Exercise goal: Using the entries that follow, collect the lines where the word "information" appears.

Provided material:
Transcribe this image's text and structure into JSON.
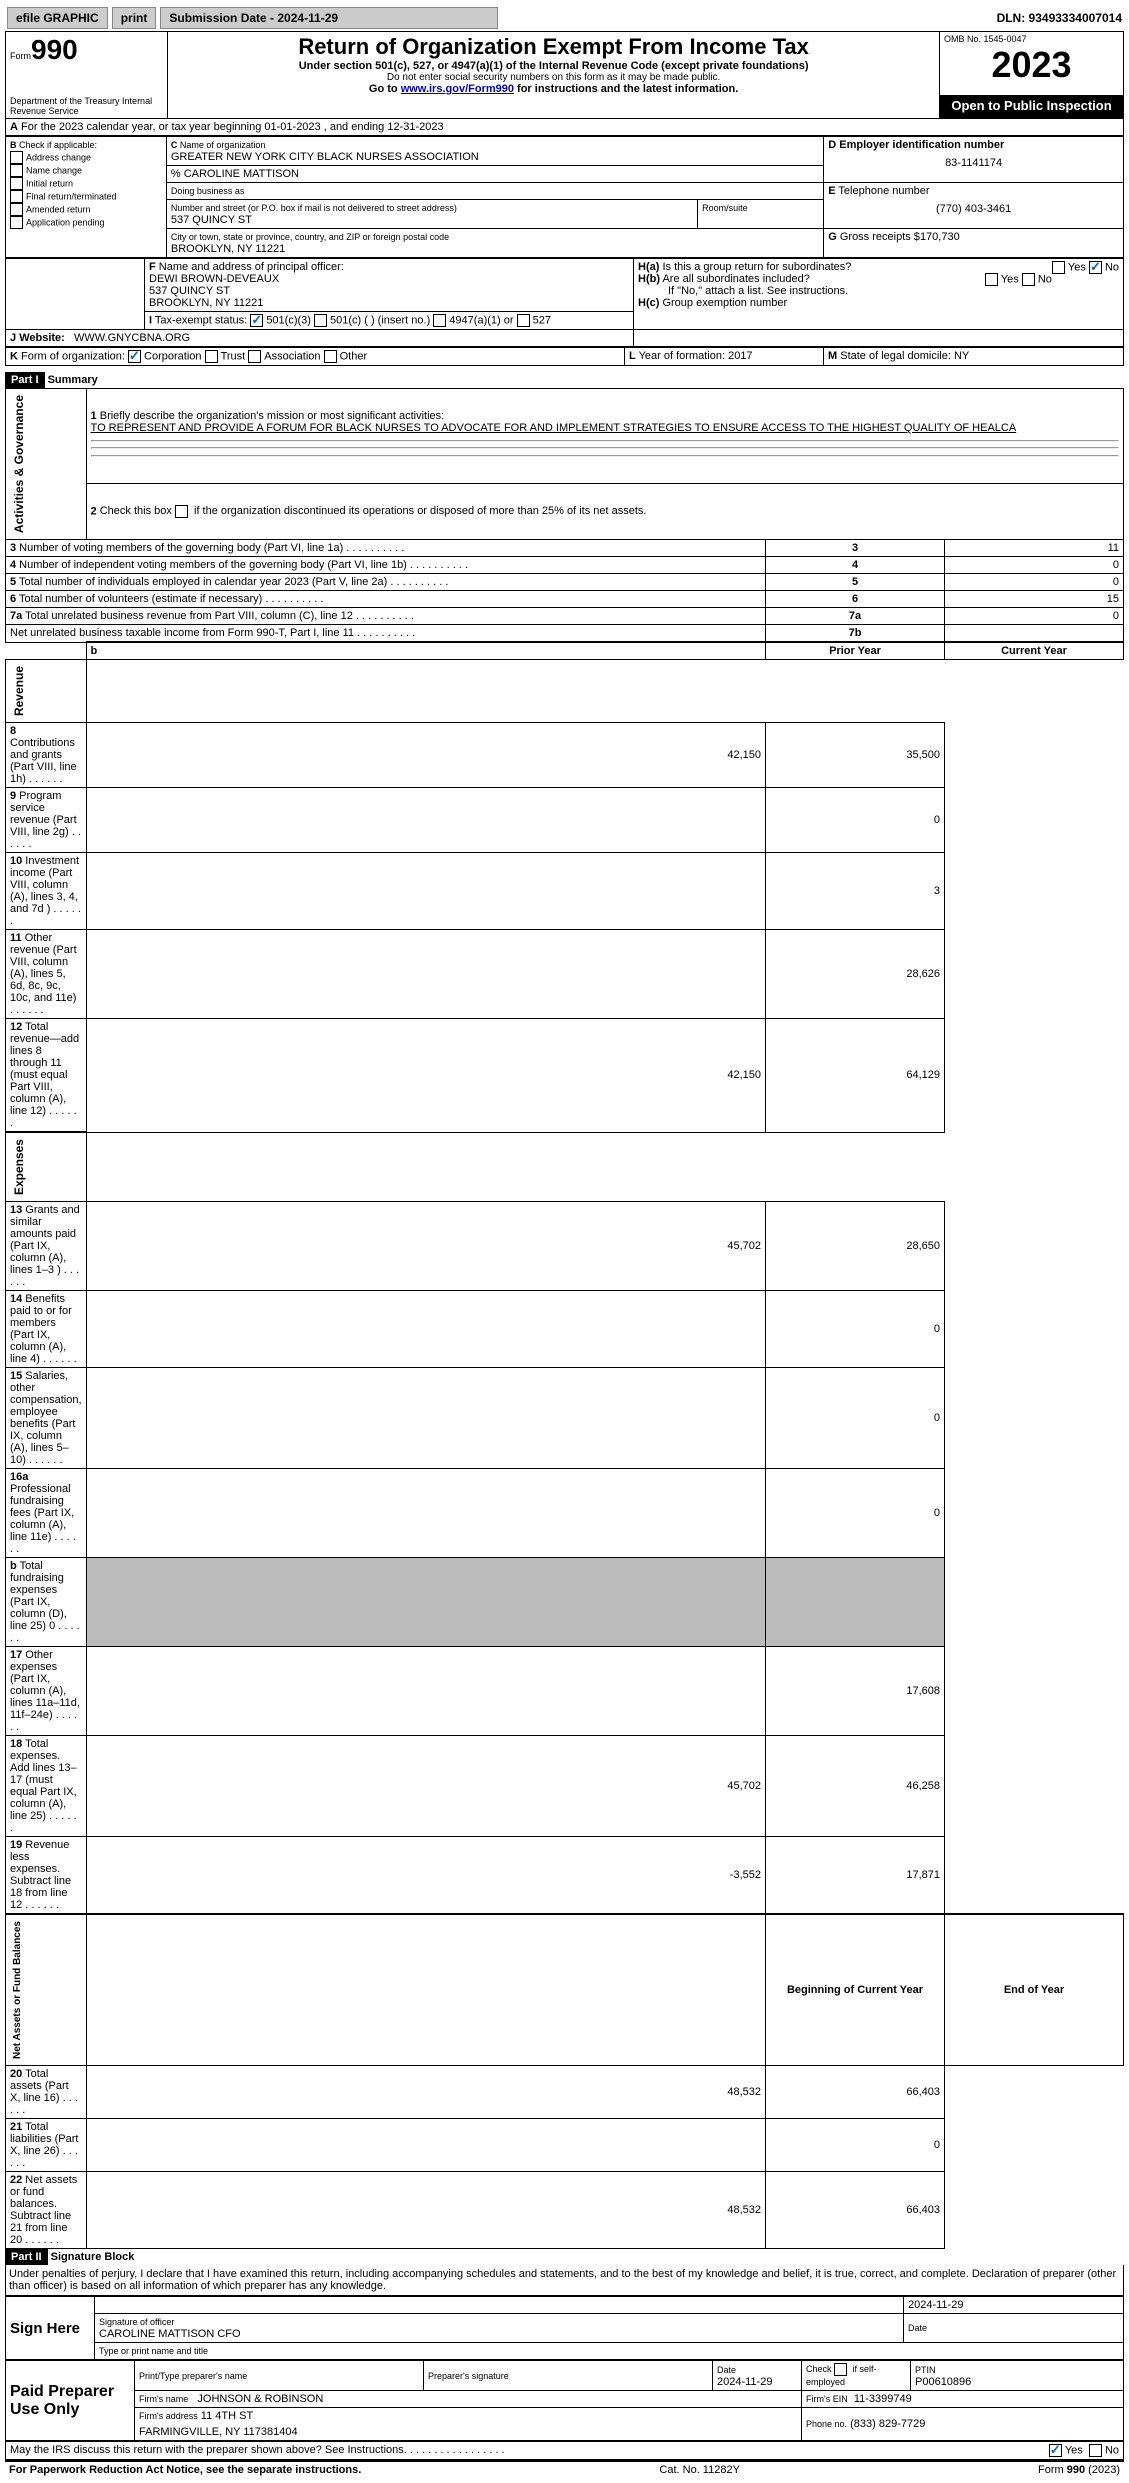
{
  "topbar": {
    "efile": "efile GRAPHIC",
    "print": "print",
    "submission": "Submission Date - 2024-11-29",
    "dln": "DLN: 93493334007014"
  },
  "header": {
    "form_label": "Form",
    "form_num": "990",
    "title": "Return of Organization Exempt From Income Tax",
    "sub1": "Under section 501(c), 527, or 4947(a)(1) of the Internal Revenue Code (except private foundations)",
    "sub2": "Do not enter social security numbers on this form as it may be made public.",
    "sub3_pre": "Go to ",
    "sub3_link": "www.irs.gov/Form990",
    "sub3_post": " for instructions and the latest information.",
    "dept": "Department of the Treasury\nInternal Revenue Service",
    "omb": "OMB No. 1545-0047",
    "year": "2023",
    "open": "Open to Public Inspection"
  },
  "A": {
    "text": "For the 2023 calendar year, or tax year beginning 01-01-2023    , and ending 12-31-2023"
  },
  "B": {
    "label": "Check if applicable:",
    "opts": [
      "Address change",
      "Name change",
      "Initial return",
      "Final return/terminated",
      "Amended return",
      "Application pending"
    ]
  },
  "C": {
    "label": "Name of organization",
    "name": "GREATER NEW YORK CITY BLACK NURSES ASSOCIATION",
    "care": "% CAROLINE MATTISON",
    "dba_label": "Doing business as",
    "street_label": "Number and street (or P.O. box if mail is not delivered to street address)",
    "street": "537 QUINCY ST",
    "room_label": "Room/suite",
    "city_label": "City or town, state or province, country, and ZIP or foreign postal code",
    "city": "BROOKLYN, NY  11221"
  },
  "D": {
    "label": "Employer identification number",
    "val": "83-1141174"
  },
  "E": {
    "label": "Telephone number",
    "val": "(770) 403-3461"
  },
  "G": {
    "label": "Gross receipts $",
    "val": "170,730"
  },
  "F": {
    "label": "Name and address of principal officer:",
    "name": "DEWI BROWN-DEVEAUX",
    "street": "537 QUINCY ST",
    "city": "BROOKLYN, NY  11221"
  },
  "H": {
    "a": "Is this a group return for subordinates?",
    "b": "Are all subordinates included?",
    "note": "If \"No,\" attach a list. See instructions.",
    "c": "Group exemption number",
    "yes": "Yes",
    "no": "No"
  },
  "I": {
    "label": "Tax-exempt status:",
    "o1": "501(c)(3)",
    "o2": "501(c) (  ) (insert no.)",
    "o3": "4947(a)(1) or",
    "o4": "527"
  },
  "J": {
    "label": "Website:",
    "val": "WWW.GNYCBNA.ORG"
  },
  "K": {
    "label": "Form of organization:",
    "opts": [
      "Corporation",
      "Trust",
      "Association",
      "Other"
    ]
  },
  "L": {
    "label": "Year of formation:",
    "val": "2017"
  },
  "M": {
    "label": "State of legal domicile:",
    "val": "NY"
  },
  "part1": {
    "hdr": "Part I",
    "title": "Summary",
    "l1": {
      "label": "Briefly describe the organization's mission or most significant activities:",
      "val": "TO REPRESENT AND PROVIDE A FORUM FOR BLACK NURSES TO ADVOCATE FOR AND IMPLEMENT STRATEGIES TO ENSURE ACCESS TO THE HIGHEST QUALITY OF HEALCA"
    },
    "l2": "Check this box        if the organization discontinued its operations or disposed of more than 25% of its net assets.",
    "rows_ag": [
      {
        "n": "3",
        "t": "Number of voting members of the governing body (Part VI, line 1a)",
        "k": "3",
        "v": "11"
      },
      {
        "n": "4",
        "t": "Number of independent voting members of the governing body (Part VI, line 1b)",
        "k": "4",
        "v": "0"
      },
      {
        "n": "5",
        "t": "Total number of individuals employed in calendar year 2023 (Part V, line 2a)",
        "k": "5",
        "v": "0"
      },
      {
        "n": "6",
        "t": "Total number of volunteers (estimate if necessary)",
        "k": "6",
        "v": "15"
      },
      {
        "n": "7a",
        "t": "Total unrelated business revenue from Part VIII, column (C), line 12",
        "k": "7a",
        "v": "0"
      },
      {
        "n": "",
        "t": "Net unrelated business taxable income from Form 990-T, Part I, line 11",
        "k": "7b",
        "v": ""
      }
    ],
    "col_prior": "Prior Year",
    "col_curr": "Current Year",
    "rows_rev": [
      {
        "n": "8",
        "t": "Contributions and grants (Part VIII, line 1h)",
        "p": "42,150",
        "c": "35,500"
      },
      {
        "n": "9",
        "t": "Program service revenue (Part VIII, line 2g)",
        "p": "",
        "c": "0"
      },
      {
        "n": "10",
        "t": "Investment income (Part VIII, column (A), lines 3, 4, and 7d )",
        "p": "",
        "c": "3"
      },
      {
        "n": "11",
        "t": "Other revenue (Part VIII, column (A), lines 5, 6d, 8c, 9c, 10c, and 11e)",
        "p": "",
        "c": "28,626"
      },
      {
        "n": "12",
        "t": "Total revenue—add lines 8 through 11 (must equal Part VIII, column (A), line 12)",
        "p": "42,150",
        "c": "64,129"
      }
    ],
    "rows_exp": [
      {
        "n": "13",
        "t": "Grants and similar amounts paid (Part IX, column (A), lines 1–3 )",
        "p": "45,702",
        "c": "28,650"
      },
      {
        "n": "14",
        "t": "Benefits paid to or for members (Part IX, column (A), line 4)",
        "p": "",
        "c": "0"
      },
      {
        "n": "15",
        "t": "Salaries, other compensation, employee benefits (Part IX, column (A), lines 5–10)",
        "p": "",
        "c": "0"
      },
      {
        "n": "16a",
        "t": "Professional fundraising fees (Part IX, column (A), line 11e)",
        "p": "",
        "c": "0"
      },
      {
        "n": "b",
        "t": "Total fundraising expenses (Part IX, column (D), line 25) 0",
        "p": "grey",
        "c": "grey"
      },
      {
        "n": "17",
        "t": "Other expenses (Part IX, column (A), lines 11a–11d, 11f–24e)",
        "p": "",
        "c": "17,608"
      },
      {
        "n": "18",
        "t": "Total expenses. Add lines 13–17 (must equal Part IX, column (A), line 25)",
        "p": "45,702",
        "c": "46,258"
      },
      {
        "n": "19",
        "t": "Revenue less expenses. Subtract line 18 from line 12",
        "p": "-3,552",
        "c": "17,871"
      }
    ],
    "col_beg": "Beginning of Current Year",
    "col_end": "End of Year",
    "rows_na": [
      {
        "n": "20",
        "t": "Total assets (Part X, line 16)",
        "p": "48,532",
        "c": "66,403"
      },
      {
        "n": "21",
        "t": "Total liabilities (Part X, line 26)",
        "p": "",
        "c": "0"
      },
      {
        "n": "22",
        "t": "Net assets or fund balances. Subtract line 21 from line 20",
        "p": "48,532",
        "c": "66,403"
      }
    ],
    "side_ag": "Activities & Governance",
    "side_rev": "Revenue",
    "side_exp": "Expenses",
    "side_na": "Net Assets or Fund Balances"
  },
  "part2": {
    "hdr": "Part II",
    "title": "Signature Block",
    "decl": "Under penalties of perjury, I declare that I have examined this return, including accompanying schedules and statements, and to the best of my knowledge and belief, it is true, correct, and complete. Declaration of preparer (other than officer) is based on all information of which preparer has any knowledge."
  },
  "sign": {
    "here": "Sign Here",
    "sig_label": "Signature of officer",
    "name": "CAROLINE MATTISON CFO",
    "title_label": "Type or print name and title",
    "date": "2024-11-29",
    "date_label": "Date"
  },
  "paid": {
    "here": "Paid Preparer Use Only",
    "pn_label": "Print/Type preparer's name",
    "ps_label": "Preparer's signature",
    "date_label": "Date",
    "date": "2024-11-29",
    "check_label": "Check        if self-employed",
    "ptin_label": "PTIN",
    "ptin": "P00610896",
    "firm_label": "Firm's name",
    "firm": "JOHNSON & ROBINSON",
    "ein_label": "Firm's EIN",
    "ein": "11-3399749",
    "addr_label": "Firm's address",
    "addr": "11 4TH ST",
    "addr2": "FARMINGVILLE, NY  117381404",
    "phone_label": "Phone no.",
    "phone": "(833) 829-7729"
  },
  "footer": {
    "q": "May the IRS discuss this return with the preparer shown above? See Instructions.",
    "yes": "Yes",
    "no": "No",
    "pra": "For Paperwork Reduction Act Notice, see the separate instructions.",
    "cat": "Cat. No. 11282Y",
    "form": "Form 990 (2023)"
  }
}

---

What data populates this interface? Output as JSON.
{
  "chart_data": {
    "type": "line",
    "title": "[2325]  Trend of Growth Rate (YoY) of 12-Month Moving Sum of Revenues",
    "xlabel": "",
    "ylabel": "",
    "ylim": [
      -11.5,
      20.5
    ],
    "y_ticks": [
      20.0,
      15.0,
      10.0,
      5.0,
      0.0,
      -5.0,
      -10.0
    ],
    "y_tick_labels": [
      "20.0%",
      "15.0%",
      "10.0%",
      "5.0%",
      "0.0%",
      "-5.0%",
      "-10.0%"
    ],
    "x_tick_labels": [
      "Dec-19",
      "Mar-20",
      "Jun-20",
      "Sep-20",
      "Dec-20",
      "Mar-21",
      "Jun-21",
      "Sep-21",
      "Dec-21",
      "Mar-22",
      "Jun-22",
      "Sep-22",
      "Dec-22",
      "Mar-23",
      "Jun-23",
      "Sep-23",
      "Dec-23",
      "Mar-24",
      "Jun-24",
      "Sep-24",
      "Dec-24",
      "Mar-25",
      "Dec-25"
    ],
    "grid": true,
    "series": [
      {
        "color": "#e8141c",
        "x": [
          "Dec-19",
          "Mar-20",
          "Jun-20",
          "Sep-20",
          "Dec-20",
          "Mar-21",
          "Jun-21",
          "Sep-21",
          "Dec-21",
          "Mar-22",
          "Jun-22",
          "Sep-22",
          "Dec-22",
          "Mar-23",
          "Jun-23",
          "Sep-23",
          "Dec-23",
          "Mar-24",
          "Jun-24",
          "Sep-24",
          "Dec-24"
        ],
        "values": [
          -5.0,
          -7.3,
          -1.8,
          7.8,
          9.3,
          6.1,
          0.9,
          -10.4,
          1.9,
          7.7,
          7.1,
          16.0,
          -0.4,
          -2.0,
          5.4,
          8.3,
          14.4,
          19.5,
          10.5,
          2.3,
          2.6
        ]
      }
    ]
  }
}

--

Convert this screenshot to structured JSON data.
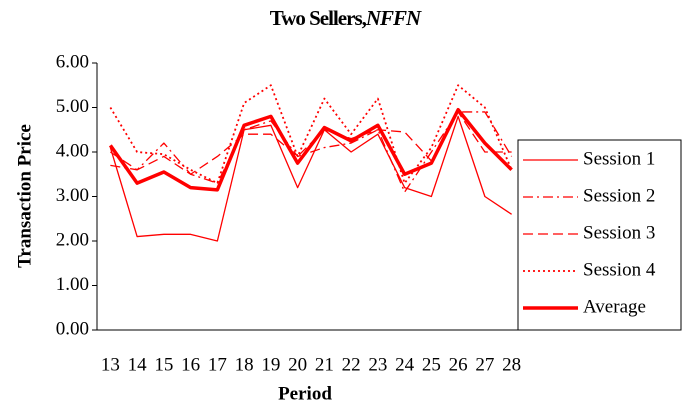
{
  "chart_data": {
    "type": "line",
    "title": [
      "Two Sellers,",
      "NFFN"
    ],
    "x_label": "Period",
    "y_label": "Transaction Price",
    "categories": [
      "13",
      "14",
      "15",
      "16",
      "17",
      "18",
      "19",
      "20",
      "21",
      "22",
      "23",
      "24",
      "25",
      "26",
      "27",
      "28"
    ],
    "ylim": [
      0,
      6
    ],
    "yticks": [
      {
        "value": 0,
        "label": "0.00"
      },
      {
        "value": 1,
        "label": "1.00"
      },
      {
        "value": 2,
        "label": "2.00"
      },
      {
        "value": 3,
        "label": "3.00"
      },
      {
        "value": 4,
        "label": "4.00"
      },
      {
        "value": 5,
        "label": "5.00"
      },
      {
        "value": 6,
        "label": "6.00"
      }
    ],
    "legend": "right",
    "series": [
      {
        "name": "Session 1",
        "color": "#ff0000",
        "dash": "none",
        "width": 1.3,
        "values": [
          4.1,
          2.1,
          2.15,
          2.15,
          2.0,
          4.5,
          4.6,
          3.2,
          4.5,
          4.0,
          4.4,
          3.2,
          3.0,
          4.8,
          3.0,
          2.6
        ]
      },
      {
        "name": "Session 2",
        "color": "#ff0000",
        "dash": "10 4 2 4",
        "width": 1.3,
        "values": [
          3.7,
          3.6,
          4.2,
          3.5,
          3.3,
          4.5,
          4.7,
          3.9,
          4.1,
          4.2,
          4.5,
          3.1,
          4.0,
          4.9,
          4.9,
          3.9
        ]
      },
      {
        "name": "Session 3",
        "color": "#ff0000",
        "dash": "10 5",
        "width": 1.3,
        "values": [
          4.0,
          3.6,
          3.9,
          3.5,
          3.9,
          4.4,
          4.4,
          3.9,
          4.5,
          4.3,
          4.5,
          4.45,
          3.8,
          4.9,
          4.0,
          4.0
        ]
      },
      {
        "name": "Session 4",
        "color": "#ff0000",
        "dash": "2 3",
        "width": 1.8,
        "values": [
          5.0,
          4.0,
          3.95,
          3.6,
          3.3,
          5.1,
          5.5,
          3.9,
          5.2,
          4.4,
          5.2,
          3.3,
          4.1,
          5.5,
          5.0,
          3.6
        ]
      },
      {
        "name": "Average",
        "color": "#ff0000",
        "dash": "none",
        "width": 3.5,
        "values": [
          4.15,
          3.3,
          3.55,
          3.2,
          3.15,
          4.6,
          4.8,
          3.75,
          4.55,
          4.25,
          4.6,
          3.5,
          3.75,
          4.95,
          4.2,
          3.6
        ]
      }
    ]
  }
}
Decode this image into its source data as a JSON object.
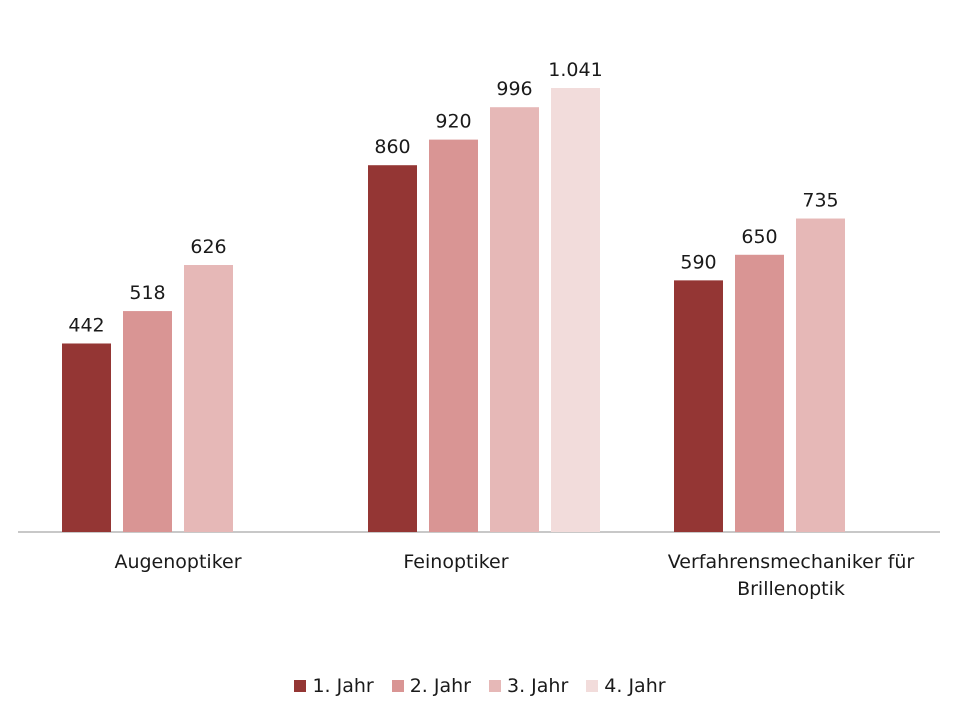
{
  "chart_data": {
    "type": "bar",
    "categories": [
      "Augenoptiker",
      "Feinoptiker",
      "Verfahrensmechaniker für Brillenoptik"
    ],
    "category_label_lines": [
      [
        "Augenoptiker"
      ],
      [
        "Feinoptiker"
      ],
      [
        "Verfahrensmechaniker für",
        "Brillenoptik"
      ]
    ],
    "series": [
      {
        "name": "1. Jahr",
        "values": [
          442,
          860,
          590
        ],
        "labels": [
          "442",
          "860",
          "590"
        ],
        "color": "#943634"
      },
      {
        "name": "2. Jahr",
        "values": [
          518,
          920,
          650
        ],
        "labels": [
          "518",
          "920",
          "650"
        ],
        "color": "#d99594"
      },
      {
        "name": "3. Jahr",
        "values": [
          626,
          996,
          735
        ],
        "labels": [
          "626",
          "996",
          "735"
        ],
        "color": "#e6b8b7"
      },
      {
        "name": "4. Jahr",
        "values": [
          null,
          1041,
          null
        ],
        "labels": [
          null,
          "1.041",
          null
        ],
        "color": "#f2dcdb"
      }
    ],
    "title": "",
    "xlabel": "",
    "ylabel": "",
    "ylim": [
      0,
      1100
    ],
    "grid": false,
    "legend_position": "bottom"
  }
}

Complete response:
    "sub3_post": " for instructions and the latest information.",
    "decl": "Under penalties of perjury, I declare that I have examined this return, including accompanying schedules and statements, and to the best of my knowledge and belief, it is true, correct, and complete. Declaration of preparer (other than officer) is based on all information of which preparer has any knowledge."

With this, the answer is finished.